*Data shown*.
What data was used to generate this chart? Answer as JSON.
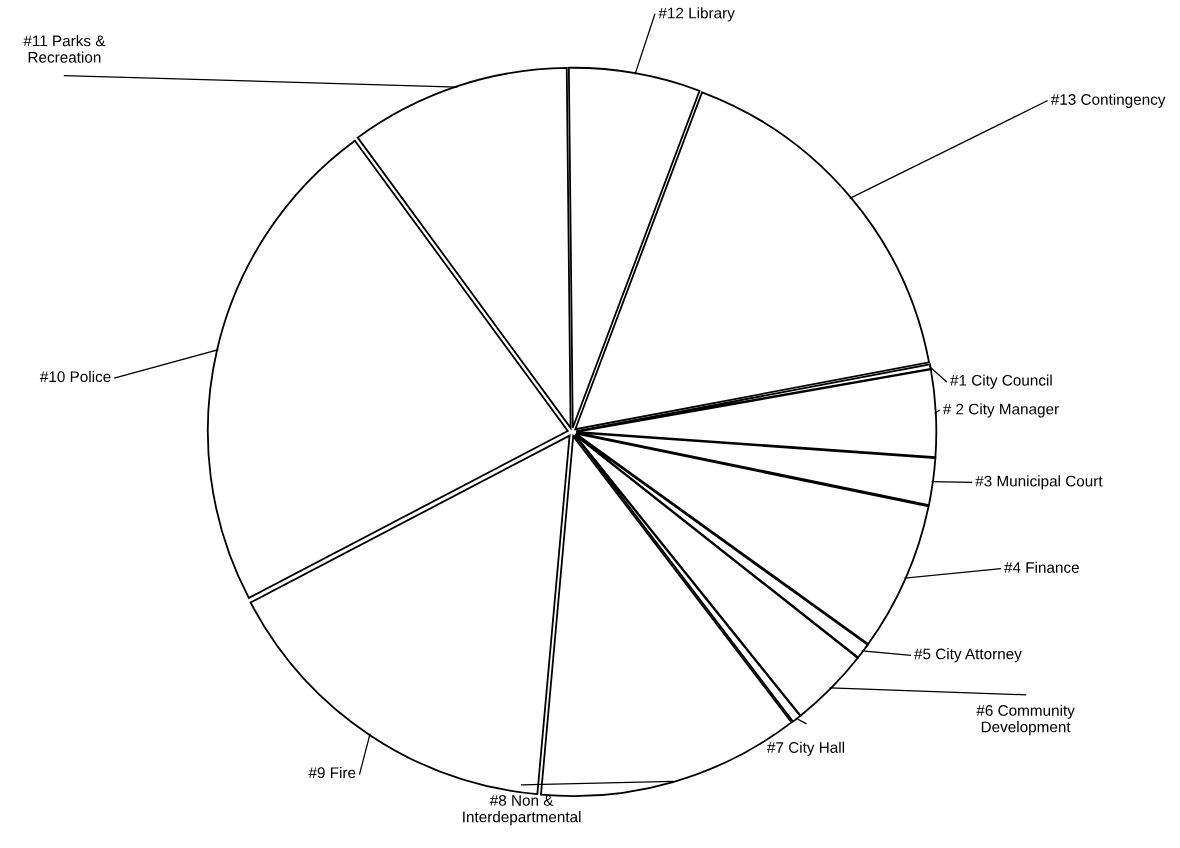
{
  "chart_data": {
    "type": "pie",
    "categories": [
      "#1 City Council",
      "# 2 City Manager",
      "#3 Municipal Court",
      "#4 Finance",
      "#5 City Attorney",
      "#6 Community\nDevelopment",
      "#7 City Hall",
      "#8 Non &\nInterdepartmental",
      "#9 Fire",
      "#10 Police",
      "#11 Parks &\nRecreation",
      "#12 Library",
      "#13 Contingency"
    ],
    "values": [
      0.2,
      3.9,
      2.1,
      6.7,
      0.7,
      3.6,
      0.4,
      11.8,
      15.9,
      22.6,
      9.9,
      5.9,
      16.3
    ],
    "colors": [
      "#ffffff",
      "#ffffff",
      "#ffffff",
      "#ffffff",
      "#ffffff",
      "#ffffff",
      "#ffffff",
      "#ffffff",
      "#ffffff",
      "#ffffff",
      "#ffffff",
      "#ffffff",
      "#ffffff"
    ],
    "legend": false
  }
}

* * *

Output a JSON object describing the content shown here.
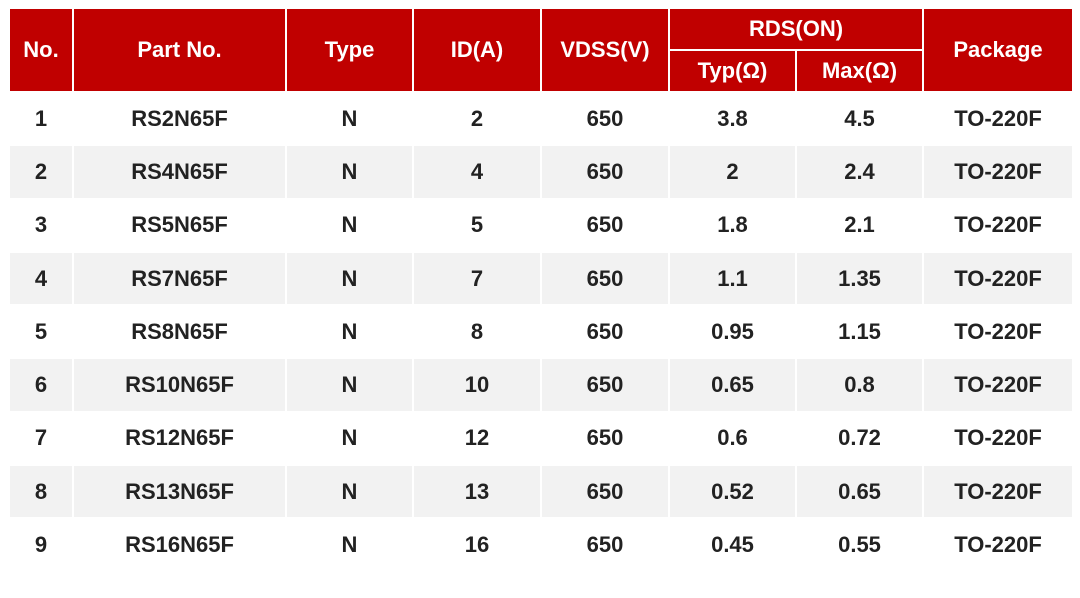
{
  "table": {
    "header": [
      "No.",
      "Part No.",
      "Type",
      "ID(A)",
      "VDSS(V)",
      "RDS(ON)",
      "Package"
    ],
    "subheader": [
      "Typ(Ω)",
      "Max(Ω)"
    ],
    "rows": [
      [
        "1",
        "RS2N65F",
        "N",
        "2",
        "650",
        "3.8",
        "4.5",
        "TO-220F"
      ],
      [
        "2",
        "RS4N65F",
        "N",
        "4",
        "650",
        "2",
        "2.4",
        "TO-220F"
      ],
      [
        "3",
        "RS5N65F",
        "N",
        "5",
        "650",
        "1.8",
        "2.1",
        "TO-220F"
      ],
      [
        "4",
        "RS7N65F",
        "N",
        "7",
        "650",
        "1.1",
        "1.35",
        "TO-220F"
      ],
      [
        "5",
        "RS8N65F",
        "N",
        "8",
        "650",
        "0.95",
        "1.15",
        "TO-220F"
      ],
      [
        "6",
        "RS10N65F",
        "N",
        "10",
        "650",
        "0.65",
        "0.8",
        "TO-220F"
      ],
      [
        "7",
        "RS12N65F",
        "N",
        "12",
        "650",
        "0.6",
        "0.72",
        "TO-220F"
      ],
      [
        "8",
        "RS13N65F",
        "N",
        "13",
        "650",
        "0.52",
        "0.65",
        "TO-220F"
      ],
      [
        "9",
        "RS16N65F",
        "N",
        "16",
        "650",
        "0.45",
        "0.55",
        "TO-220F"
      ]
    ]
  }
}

*Written request*.
Look through the lines above and collect those with the word "City".

*Exercise result*.
      "#1 City Council",
      "# 2 City Manager",
      "#5 City Attorney",
      "#7 City Hall",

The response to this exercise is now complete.